▶ _Short exercise_
Copy every line that contains the string "content" from the entries below.
━━━━━━━━━━━━━━━━
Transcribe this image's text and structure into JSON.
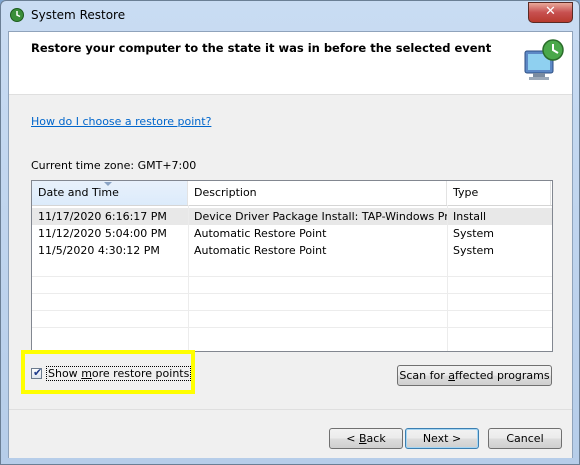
{
  "window": {
    "title": "System Restore",
    "close_label": "✕"
  },
  "header": {
    "text": "Restore your computer to the state it was in before the selected event",
    "icon": "system-restore-computer-icon"
  },
  "help_link": "How do I choose a restore point?",
  "timezone": "Current time zone: GMT+7:00",
  "table": {
    "columns": [
      "Date and Time",
      "Description",
      "Type"
    ],
    "rows": [
      {
        "date": "11/17/2020 6:16:17 PM",
        "description": "Device Driver Package Install: TAP-Windows Pro...",
        "type": "Install"
      },
      {
        "date": "11/12/2020 5:04:00 PM",
        "description": "Automatic Restore Point",
        "type": "System"
      },
      {
        "date": "11/5/2020 4:30:12 PM",
        "description": "Automatic Restore Point",
        "type": "System"
      }
    ]
  },
  "checkbox": {
    "label_pre": "Show ",
    "label_accel": "m",
    "label_post": "ore restore points",
    "checked": true
  },
  "scan_button": {
    "pre": "Scan for ",
    "accel": "a",
    "post": "ffected programs"
  },
  "buttons": {
    "back_pre": "< ",
    "back_accel": "B",
    "back_post": "ack",
    "next": "Next >",
    "cancel": "Cancel"
  },
  "colors": {
    "highlight": "#ffff00",
    "link": "#0066cc"
  }
}
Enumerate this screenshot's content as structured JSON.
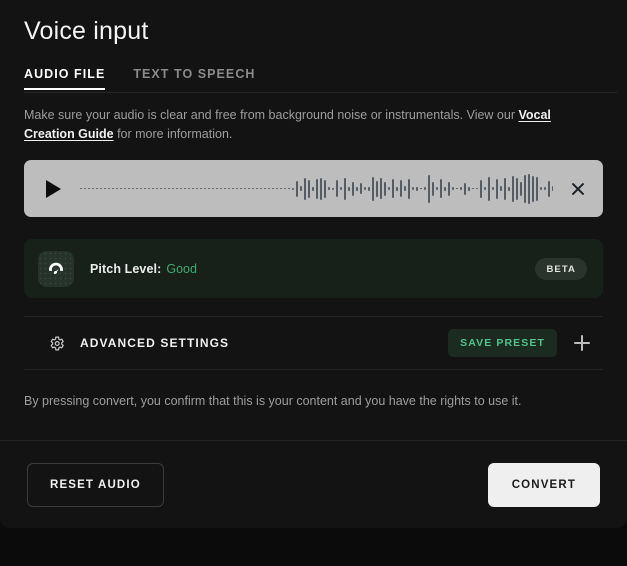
{
  "header": {
    "title": "Voice input",
    "tabs": [
      {
        "label": "AUDIO FILE",
        "active": true
      },
      {
        "label": "TEXT TO SPEECH",
        "active": false
      }
    ]
  },
  "hint": {
    "lead": "Make sure your audio is clear and free from background noise or instrumentals. View our ",
    "link": "Vocal Creation Guide",
    "tail": " for more information."
  },
  "player": {
    "play_icon": "play-icon",
    "close_icon": "close-icon",
    "waveform": [
      1,
      1,
      1,
      1,
      1,
      1,
      1,
      1,
      1,
      1,
      1,
      1,
      1,
      1,
      1,
      1,
      1,
      1,
      1,
      1,
      1,
      1,
      1,
      1,
      1,
      1,
      1,
      1,
      1,
      1,
      1,
      1,
      1,
      1,
      1,
      1,
      1,
      1,
      1,
      1,
      1,
      1,
      1,
      1,
      1,
      1,
      1,
      1,
      1,
      1,
      1,
      1,
      1,
      2,
      16,
      5,
      22,
      18,
      4,
      20,
      22,
      18,
      3,
      2,
      17,
      3,
      22,
      4,
      14,
      4,
      11,
      3,
      4,
      24,
      16,
      21,
      14,
      3,
      19,
      4,
      17,
      5,
      20,
      3,
      4,
      1,
      3,
      28,
      14,
      3,
      19,
      4,
      14,
      3,
      1,
      3,
      12,
      4,
      1,
      1,
      18,
      3,
      24,
      3,
      20,
      5,
      22,
      4,
      26,
      22,
      14,
      28,
      30,
      26,
      24,
      3,
      3,
      16,
      5,
      19,
      4,
      20,
      4,
      13,
      3,
      1,
      3,
      19,
      4,
      3,
      3,
      3,
      3,
      1,
      1,
      14,
      3,
      15,
      3,
      1,
      3,
      2,
      2,
      2,
      14,
      1,
      1,
      1,
      1,
      1,
      1,
      1,
      1,
      1,
      1,
      1,
      1,
      1,
      1,
      1,
      1,
      1,
      1,
      1,
      1,
      1,
      1,
      1,
      1,
      1,
      1,
      1,
      1,
      1,
      1,
      1,
      1,
      1,
      1
    ]
  },
  "pitch": {
    "icon": "gauge-icon",
    "label": "Pitch Level:",
    "value": "Good",
    "value_color": "#3fab74",
    "badge": "BETA"
  },
  "advanced": {
    "icon": "gear-icon",
    "label": "ADVANCED SETTINGS",
    "save_preset": "SAVE PRESET",
    "add_icon": "plus-icon"
  },
  "disclaimer": "By pressing convert, you confirm that this is your content and you have the rights to use it.",
  "footer": {
    "reset": "RESET AUDIO",
    "convert": "CONVERT"
  }
}
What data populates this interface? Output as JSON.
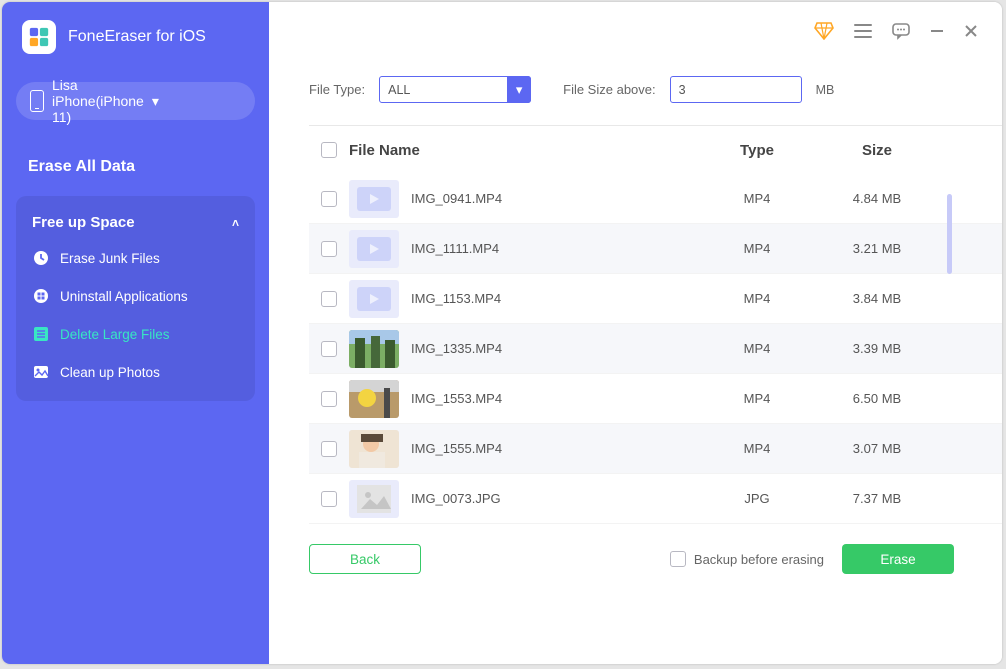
{
  "app": {
    "name": "FoneEraser for iOS"
  },
  "device": {
    "name": "Lisa iPhone(iPhone 11)"
  },
  "sidebar": {
    "nav_title": "Erase All Data",
    "section_head": "Free up Space",
    "items": [
      {
        "label": "Erase Junk Files",
        "icon": "clock"
      },
      {
        "label": "Uninstall Applications",
        "icon": "apps"
      },
      {
        "label": "Delete Large Files",
        "icon": "list",
        "active": true
      },
      {
        "label": "Clean up Photos",
        "icon": "photo"
      }
    ]
  },
  "filters": {
    "type_label": "File Type:",
    "type_value": "ALL",
    "size_label": "File Size above:",
    "size_value": "3",
    "size_unit": "MB"
  },
  "table": {
    "headers": {
      "name": "File Name",
      "type": "Type",
      "size": "Size"
    },
    "rows": [
      {
        "name": "IMG_0941.MP4",
        "type": "MP4",
        "size": "4.84 MB",
        "thumb": "video"
      },
      {
        "name": "IMG_1111.MP4",
        "type": "MP4",
        "size": "3.21 MB",
        "thumb": "video"
      },
      {
        "name": "IMG_1153.MP4",
        "type": "MP4",
        "size": "3.84 MB",
        "thumb": "video"
      },
      {
        "name": "IMG_1335.MP4",
        "type": "MP4",
        "size": "3.39 MB",
        "thumb": "photo1"
      },
      {
        "name": "IMG_1553.MP4",
        "type": "MP4",
        "size": "6.50 MB",
        "thumb": "photo2"
      },
      {
        "name": "IMG_1555.MP4",
        "type": "MP4",
        "size": "3.07 MB",
        "thumb": "photo3"
      },
      {
        "name": "IMG_0073.JPG",
        "type": "JPG",
        "size": "7.37 MB",
        "thumb": "placeholder"
      }
    ]
  },
  "footer": {
    "back": "Back",
    "backup_label": "Backup before erasing",
    "erase": "Erase"
  },
  "colors": {
    "accent": "#5c67f2",
    "success": "#36c967",
    "active": "#38e6c3"
  }
}
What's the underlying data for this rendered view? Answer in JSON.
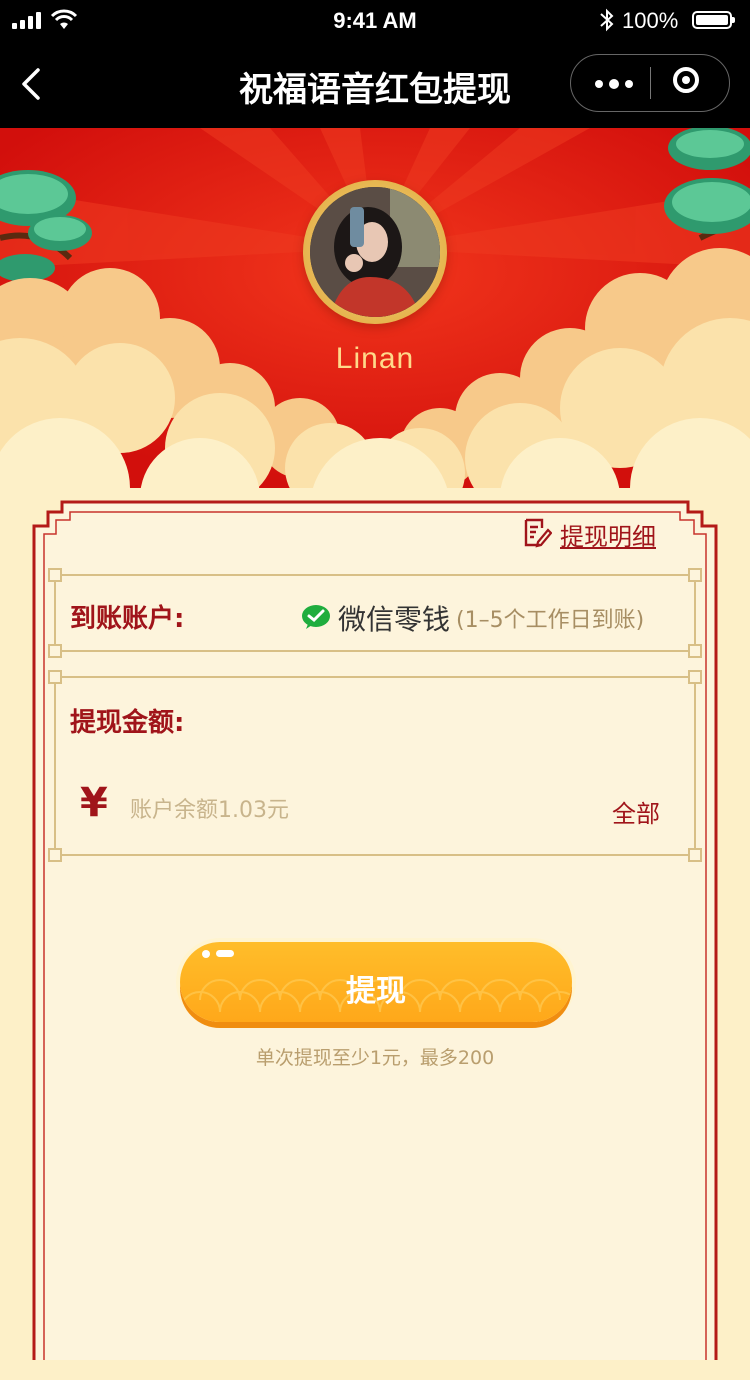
{
  "status_bar": {
    "time": "9:41 AM",
    "battery": "100%"
  },
  "nav": {
    "title": "祝福语音红包提现"
  },
  "profile": {
    "username": "Linan"
  },
  "detail_link": {
    "label": "提现明细"
  },
  "account": {
    "label": "到账账户:",
    "name": "微信零钱",
    "arrival": "(1–5个工作日到账)"
  },
  "amount": {
    "label": "提现金额:",
    "currency": "¥",
    "placeholder": "账户余额1.03元",
    "all_label": "全部"
  },
  "submit": {
    "label": "提现",
    "hint": "单次提现至少1元，最多200"
  },
  "colors": {
    "accent_red": "#a0141a",
    "hero_red": "#e11a12",
    "button_orange": "#ffa81a",
    "bg_cream": "#fdf0c8"
  }
}
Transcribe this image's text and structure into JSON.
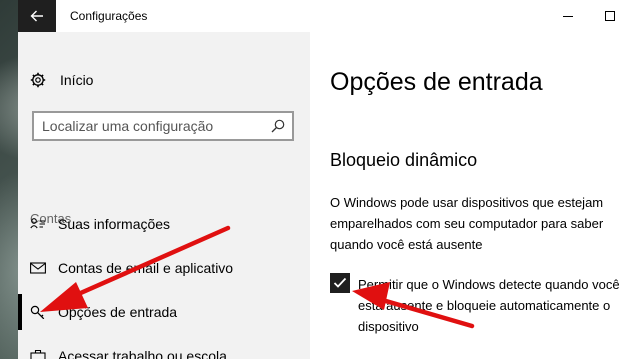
{
  "window": {
    "title": "Configurações"
  },
  "sidebar": {
    "home_label": "Início",
    "search_placeholder": "Localizar uma configuração",
    "section_label": "Contas",
    "items": [
      {
        "label": "Suas informações",
        "icon": "person-card-icon"
      },
      {
        "label": "Contas de email e aplicativo",
        "icon": "mail-icon"
      },
      {
        "label": "Opções de entrada",
        "icon": "key-icon",
        "active": true
      },
      {
        "label": "Acessar trabalho ou escola",
        "icon": "briefcase-icon"
      }
    ]
  },
  "main": {
    "heading": "Opções de entrada",
    "section_title": "Bloqueio dinâmico",
    "description": "O Windows pode usar dispositivos que estejam emparelhados com seu computador para saber quando você está ausente",
    "checkbox_label": "Permitir que o Windows detecte quando você está ausente e bloqueie automaticamente o dispositivo",
    "checkbox_checked": true
  },
  "colors": {
    "accent_dark": "#1f1f1f",
    "sidebar_bg": "#f2f2f2",
    "annotation_arrow": "#e01010"
  }
}
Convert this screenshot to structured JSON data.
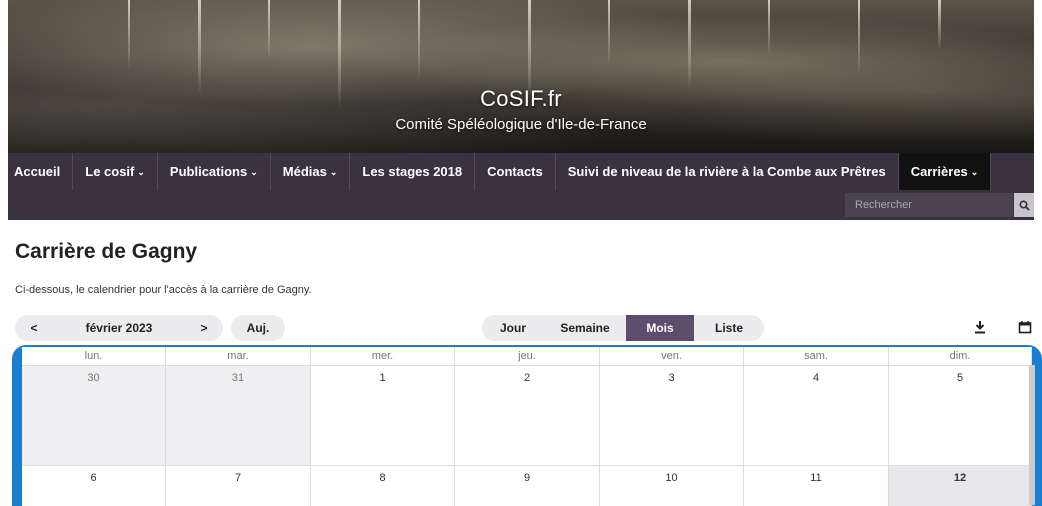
{
  "site": {
    "title": "CoSIF.fr",
    "subtitle": "Comité Spéléologique d'Ile-de-France"
  },
  "nav": {
    "items": [
      {
        "label": "Accueil",
        "has_submenu": false
      },
      {
        "label": "Le cosif",
        "has_submenu": true
      },
      {
        "label": "Publications",
        "has_submenu": true
      },
      {
        "label": "Médias",
        "has_submenu": true
      },
      {
        "label": "Les stages 2018",
        "has_submenu": false
      },
      {
        "label": "Contacts",
        "has_submenu": false
      },
      {
        "label": "Suivi de niveau de la rivière à la Combe aux Prêtres",
        "has_submenu": false
      },
      {
        "label": "Carrières",
        "has_submenu": true,
        "active": true
      }
    ],
    "caret": "⌄"
  },
  "search": {
    "placeholder": "Rechercher",
    "icon": "search-icon"
  },
  "page": {
    "title": "Carrière de Gagny",
    "intro": "Ci-dessous, le calendrier pour l'accès à la carrière de Gagny."
  },
  "calendar": {
    "prev_label": "<",
    "month_label": "février 2023",
    "next_label": ">",
    "today_label": "Auj.",
    "views": [
      "Jour",
      "Semaine",
      "Mois",
      "Liste"
    ],
    "active_view": "Mois",
    "download_icon": "download-icon",
    "calendar_icon": "calendar-icon",
    "weekdays": [
      "lun.",
      "mar.",
      "mer.",
      "jeu.",
      "ven.",
      "sam.",
      "dim."
    ],
    "weeks": [
      [
        {
          "d": "30",
          "other": true
        },
        {
          "d": "31",
          "other": true
        },
        {
          "d": "1"
        },
        {
          "d": "2"
        },
        {
          "d": "3"
        },
        {
          "d": "4"
        },
        {
          "d": "5"
        }
      ],
      [
        {
          "d": "6"
        },
        {
          "d": "7"
        },
        {
          "d": "8"
        },
        {
          "d": "9"
        },
        {
          "d": "10"
        },
        {
          "d": "11"
        },
        {
          "d": "12",
          "today": true
        }
      ]
    ]
  }
}
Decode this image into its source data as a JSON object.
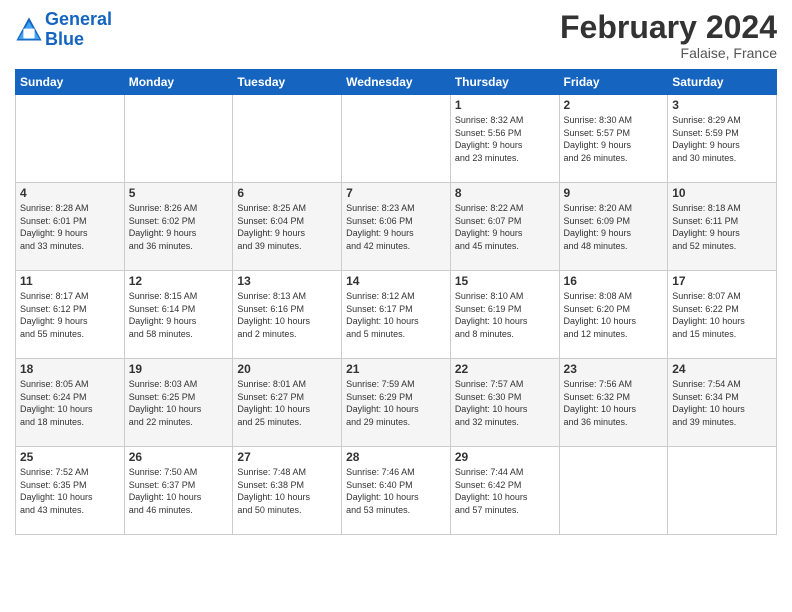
━━━━━━━━━━━━━━━━
▶ _Solved exercise_
Enumerate this screenshot's content as structured JSON.
  "disclaimer": "By pressing convert, you confirm that this is your content and you have the rights to use it.",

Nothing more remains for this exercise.